***** Excerto da fonte

ADMISSIBILIDADE DE RECURSO
RECURSO DE REVISTA
DUPLA CONFORME
FUNDAMENTAÇÃO ESSENCIALMENTE DIFERENTE
NULIDADE DE ACÓRDÃO
CONDENAÇÃO EM CUSTAS
DESPACHO SOBRE A ADMISSÃO DE RECURSO
RECLAMAÇÃO PARA A CONFERÊNCIA
CONVOLAÇÃO
REJEIÇÃO DE RECURSO
Sumário


Confirmando a Relação a decisão de 1ª instância, sem qualquer voto de vencido, não deixa de existir “dupla conforme” quando a Relação se limita a reforçar através do recurso a outros argumentos, em termos cumulativos ou subsidiários, a fundamentação já usada pelo tribunal de 1ª instância.

Texto Integral


Acordam em conferência no Supremo Tribunal de Justiça:


Resulta dos autos que pelo relator foi proferida decisão singular, nos termos do art.643º nº4 do C.P.C., a qual manteve o despacho reclamado (de não admissão da revista).

Notificada da referida decisão veio a R./reclamante apresentar requerimento no sentido de recair um acórdão sobre a matéria em causa (constante da aludida decisão), atento o disposto no art.652º nº3, aplicável ex vi do citado art.643º nº4, ambos do C.P.C., reiterando tudo aquilo que já tinha dito nas conclusões do requerimento de não admissão do recurso de revista.

O A. notificado para, querendo, se pronunciar, nada veio dizer aos autos.

Cumpre decidir:

É entendimento pacífico que a reclamação para a conferência, nos termos do citado nº3 do art.652º, tem por função substituir a opinião singular do relator pela decisão colectiva do tribunal e não alargar o âmbito de conhecimento a outros temas que não tenham sido apreciados - cfr., nesse sentido, entre outros, o Ac. do T.C. de 28/3/90, B.M.J.395º, pág.607 (sublinhado nosso).

**********
***** Registos

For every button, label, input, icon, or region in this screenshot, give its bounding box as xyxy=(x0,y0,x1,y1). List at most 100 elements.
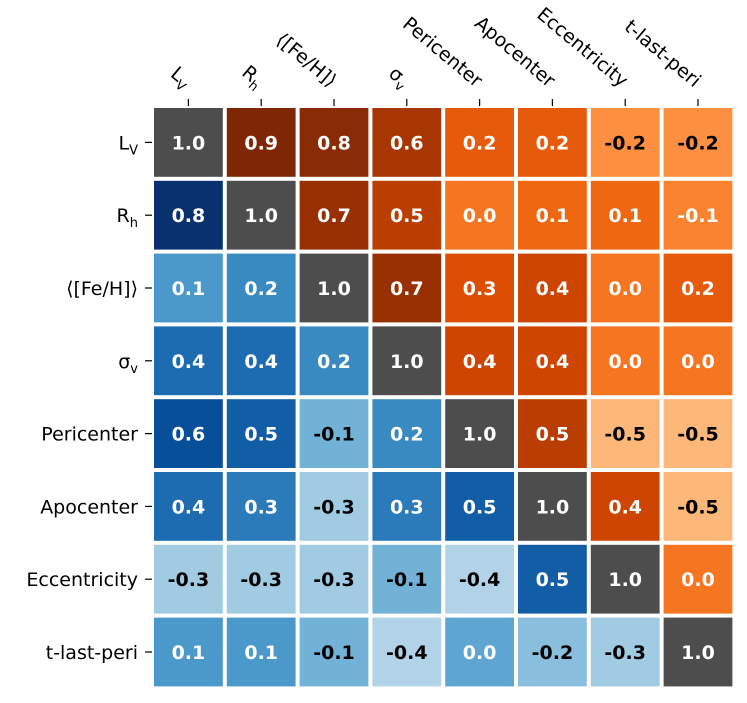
cell-value-label: -0.5 xyxy=(677,424,719,446)
heatmap-cell-r3-c7 xyxy=(663,326,733,396)
heatmap-cell-r0-c7 xyxy=(663,108,733,177)
cell-value-label: 0.3 xyxy=(244,496,278,518)
heatmap-cell-r5-c0 xyxy=(154,472,223,541)
heatmap-cell-r7-c4 xyxy=(445,617,514,687)
cell-value-label: -0.4 xyxy=(386,642,428,664)
heatmap-cell-r3-c1 xyxy=(226,326,296,396)
cell-value-label: 0.1 xyxy=(608,205,642,227)
cell-value-label: 0.4 xyxy=(608,496,642,518)
heatmap-cell-r6-c6 xyxy=(590,544,660,614)
heatmap-cell-r0-c4 xyxy=(445,108,514,177)
cell-value-label: -0.4 xyxy=(459,569,501,591)
cell-value-label: 0.2 xyxy=(390,424,424,446)
cell-value-label: -0.5 xyxy=(677,496,719,518)
cell-value-label: -0.1 xyxy=(386,569,428,591)
heatmap-cell-r5-c7 xyxy=(663,472,733,541)
cell-value-label: 0.8 xyxy=(172,205,206,227)
cell-value-label: 1.0 xyxy=(172,132,206,154)
heatmap-cell-r3-c4 xyxy=(445,326,514,396)
cell-value-label: 0.4 xyxy=(463,351,497,373)
cell-value-label: 0.7 xyxy=(317,205,351,227)
cell-value-label: 0.9 xyxy=(244,132,278,154)
heatmap-cells: 1.0 0.9 0.8 0.6 0.2 0.2 -0.2 -0.2 0.8 1.0 0.7 0.5 0.… xyxy=(154,108,733,687)
heatmap-cell-r4-c7 xyxy=(663,399,733,468)
heatmap-cell-r1-c5 xyxy=(518,180,587,250)
heatmap-cell-r3-c2 xyxy=(299,326,369,396)
cell-value-label: 0.2 xyxy=(463,132,497,154)
heatmap-cell-r1-c7 xyxy=(663,180,733,250)
cell-value-label: -0.3 xyxy=(313,496,355,518)
heatmap-cell-r5-c3 xyxy=(372,472,442,541)
cell-value-label: 0.4 xyxy=(536,351,570,373)
cell-value-label: 0.2 xyxy=(317,351,351,373)
cell-value-label: 0.0 xyxy=(463,205,497,227)
heatmap-cell-r0-c5 xyxy=(518,108,587,177)
row-tick-label: Apocenter xyxy=(40,496,138,518)
heatmap-cell-r4-c3 xyxy=(372,399,442,468)
heatmap-cell-r5-c1 xyxy=(226,472,296,541)
cell-value-label: 0.0 xyxy=(608,351,642,373)
heatmap-cell-r0-c3 xyxy=(372,108,442,177)
heatmap-cell-r1-c3 xyxy=(372,180,442,250)
heatmap-cell-r3-c5 xyxy=(518,326,587,396)
cell-value-label: 0.1 xyxy=(172,642,206,664)
heatmap-cell-r2-c4 xyxy=(445,253,514,323)
cell-value-label: 1.0 xyxy=(244,205,278,227)
heatmap-cell-r7-c6 xyxy=(590,617,660,687)
cell-value-label: 0.8 xyxy=(317,132,351,154)
row-tick-label: σv xyxy=(118,351,138,377)
column-tick-label: Rh xyxy=(235,61,268,95)
column-tick-label: LV xyxy=(164,62,196,95)
heatmap-cell-r6-c0 xyxy=(154,544,223,614)
column-tick-labels: LV Rh ⟨[Fe/H]⟩ σvPericenterApocenterEccentr… xyxy=(164,3,705,106)
cell-value-label: 0.0 xyxy=(608,278,642,300)
heatmap-cell-r1-c4 xyxy=(445,180,514,250)
heatmap-cell-r1-c6 xyxy=(590,180,660,250)
heatmap-cell-r0-c6 xyxy=(590,108,660,177)
cell-value-label: 1.0 xyxy=(390,351,424,373)
heatmap-cell-r2-c5 xyxy=(518,253,587,323)
cell-value-label: 0.5 xyxy=(536,424,570,446)
cell-value-label: 0.4 xyxy=(536,278,570,300)
row-tick-label: Eccentricity xyxy=(26,569,138,591)
cell-value-label: 1.0 xyxy=(608,569,642,591)
cell-value-label: 0.4 xyxy=(172,351,206,373)
heatmap-cell-r2-c0 xyxy=(154,253,223,323)
heatmap-cell-r0-c1 xyxy=(226,108,296,177)
heatmap-cell-r4-c0 xyxy=(154,399,223,468)
cell-value-label: 1.0 xyxy=(536,496,570,518)
cell-value-label: 1.0 xyxy=(681,642,715,664)
cell-value-label: -0.2 xyxy=(532,642,574,664)
heatmap-cell-r2-c7 xyxy=(663,253,733,323)
cell-value-label: 0.2 xyxy=(244,278,278,300)
heatmap-cell-r0-c2 xyxy=(299,108,369,177)
heatmap-cell-r4-c1 xyxy=(226,399,296,468)
heatmap-cell-r6-c3 xyxy=(372,544,442,614)
heatmap-cell-r5-c4 xyxy=(445,472,514,541)
heatmap-cell-r5-c2 xyxy=(299,472,369,541)
cell-value-label: 0.2 xyxy=(536,132,570,154)
cell-value-label: 0.0 xyxy=(681,351,715,373)
row-tick-label: Pericenter xyxy=(41,424,138,446)
heatmap-cell-r6-c7 xyxy=(663,544,733,614)
cell-value-label: 0.3 xyxy=(463,278,497,300)
cell-value-label: -0.2 xyxy=(677,132,719,154)
heatmap-cell-r2-c1 xyxy=(226,253,296,323)
cell-value-label: 0.1 xyxy=(244,642,278,664)
column-tick-label: σv xyxy=(382,62,414,95)
heatmap-cell-r7-c3 xyxy=(372,617,442,687)
heatmap-cell-r5-c6 xyxy=(590,472,660,541)
row-tick-label: ⟨[Fe/H]⟩ xyxy=(66,278,138,300)
heatmap-cell-r2-c3 xyxy=(372,253,442,323)
row-tick-labels: LV Rh ⟨[Fe/H]⟩ σv Pericenter Apocenter Eccentr… xyxy=(26,132,152,664)
cell-value-label: 0.3 xyxy=(390,496,424,518)
cell-value-label: 0.1 xyxy=(172,278,206,300)
heatmap-cell-r4-c5 xyxy=(518,399,587,468)
cell-value-label: -0.5 xyxy=(604,424,646,446)
cell-value-label: 0.5 xyxy=(390,205,424,227)
cell-value-label: -0.3 xyxy=(604,642,646,664)
cell-value-label: 0.7 xyxy=(390,278,424,300)
cell-value-label: 1.0 xyxy=(317,278,351,300)
heatmap-cell-r7-c1 xyxy=(226,617,296,687)
cell-value-label: -0.1 xyxy=(677,205,719,227)
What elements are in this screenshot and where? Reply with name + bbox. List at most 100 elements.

**********

# [Tarefa breve A]
Reproduza fielmente o trecho do acórdão sobre a dupla conforme que vai de "Texto Integral" até "admissão da revista).", incluindo este último.
# [Tarefa breve B]
Segundo o acórdão sobre a dupla conforme, nos termos de que disposição legal foi proferida a decisão singular do relator?
# [Tarefa breve C]
Retome o acórdão sobre a dupla conforme a partir da última frase apresentada e dê-lhe seguimento.
Os registos têm origem noutra fonte.

# [Resposta A]
Texto Integral


Acordam em conferência no Supremo Tribunal de Justiça:


Resulta dos autos que pelo relator foi proferida decisão singular, nos termos do art.643º nº4 do C.P.C., a qual manteve o despacho reclamado (de não admissão da revista).

# [Resposta B]
Nos termos do art. 643º, nº 4, do C.P.C.

# [Resposta C]
Posto isto temos que:


***


O processo principal a que estes autos estão apensos tem por base uma acção declarativa de condenação em que é A., AA e RR., BB e Draft-In – Projectos e Construções, Lda., sendo o valor da mesma de 62.105,49 €.

Em tal acção, pelo Julgador da 1ª instância, foi proferida sentença que julgou a mesma procedente e, em consequência, condenou os RR., solidariamente, a indemnizar o A. pelos danos causados no seu prédio pelas obras levadas a efeito pela 2ª R. no prédio de que o 1º R. é proprietário, consistindo essa indemnização a forma de reconstituição natural, mediante a realização dos trabalhos de construção civil mencionados nos factos provados 54 a 93, suportando os respectivos custos, estimando-se os mesmos nos valores aí discriminados. Condenou ainda a 2ª R. nas custas do processo (art. 536º, nºs 1 e 2, do Código de Processo Civil).

Inconformada com tal decisão dela apelou a 2ª R. para a Relação que, por acórdão datado de 18/4/2024, manteve a sentença recorrida, com excepção da condenação em custas, a qual deverá abranger ambos os RR., solidariamente, nos termos do art.527º nº 3 do Código de Processo Civil.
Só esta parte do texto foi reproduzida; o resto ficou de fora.